## Instructions for the task
Records follow. Copy every line with "publicè".

## Task material

/---

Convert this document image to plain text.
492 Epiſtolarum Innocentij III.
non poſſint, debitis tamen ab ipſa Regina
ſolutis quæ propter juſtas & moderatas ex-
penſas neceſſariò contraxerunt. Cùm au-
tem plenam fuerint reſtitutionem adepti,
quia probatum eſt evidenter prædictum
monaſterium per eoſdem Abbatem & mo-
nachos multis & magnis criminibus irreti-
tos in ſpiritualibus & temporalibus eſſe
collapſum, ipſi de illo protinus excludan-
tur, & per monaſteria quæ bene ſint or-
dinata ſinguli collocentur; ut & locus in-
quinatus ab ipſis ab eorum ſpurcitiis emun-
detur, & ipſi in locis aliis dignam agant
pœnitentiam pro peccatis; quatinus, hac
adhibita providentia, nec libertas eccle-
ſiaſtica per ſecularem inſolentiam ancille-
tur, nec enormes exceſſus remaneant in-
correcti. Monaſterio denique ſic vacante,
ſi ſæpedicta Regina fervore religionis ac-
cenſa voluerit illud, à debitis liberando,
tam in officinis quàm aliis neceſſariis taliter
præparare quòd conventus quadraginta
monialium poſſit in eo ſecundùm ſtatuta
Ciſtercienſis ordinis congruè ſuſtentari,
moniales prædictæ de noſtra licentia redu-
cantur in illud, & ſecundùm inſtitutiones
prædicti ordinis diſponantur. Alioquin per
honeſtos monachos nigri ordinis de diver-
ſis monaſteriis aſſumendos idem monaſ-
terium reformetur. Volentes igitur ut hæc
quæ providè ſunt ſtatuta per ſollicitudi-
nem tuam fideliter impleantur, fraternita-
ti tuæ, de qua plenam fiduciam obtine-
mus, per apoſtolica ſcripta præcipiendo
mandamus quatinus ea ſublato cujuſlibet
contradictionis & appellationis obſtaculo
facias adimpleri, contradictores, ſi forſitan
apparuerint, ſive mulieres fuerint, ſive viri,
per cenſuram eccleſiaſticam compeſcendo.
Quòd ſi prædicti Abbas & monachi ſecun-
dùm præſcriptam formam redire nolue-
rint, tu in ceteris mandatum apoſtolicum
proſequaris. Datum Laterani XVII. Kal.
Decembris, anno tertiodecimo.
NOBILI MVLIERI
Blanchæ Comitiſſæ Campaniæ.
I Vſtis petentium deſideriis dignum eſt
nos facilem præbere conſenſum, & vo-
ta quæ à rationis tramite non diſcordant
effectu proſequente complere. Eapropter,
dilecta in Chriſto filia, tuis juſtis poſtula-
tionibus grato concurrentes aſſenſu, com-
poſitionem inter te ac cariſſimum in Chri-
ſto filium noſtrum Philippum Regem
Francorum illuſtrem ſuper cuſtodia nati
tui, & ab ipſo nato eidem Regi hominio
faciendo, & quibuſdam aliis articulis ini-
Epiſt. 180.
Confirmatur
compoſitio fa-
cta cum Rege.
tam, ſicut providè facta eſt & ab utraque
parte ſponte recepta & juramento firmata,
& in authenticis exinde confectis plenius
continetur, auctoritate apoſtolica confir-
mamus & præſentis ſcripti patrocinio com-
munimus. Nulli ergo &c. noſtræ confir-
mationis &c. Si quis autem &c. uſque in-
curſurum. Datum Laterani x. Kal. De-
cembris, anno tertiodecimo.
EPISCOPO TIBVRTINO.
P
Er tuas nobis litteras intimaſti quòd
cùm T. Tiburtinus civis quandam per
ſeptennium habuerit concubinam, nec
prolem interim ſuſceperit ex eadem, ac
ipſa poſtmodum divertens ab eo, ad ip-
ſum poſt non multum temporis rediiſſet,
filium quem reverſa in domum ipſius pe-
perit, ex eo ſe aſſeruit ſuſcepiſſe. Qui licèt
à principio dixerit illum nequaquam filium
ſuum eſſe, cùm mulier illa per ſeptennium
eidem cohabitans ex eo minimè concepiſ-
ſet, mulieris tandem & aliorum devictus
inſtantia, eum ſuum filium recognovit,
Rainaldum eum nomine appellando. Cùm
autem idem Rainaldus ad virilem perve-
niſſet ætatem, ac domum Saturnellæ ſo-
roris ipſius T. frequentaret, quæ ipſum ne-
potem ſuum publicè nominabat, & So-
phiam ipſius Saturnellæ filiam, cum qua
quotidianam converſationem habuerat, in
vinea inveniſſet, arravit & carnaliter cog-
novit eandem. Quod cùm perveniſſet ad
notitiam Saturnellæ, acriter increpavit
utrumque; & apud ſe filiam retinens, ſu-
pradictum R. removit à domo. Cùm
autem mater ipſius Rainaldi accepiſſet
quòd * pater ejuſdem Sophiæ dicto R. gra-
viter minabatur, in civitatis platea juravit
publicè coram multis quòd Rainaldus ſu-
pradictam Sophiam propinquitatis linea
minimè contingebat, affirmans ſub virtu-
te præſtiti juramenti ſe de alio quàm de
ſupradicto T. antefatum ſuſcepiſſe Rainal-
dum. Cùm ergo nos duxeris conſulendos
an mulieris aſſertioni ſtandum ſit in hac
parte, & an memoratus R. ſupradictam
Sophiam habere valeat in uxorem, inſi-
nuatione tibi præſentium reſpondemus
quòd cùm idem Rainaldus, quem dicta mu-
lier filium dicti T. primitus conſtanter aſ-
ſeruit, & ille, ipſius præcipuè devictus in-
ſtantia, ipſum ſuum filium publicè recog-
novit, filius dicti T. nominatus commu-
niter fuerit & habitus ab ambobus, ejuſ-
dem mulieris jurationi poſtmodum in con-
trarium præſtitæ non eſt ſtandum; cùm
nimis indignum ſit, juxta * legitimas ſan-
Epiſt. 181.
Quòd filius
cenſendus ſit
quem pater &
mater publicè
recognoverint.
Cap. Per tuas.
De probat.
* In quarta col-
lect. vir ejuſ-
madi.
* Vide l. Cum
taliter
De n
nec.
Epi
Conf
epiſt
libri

\---

## Full solution
potem ſuum publicè nominabat, & So-
publicè coram multis quòd Rainaldus ſu-
ſtantia, ipſum ſuum filium publicè recog-
mater publicè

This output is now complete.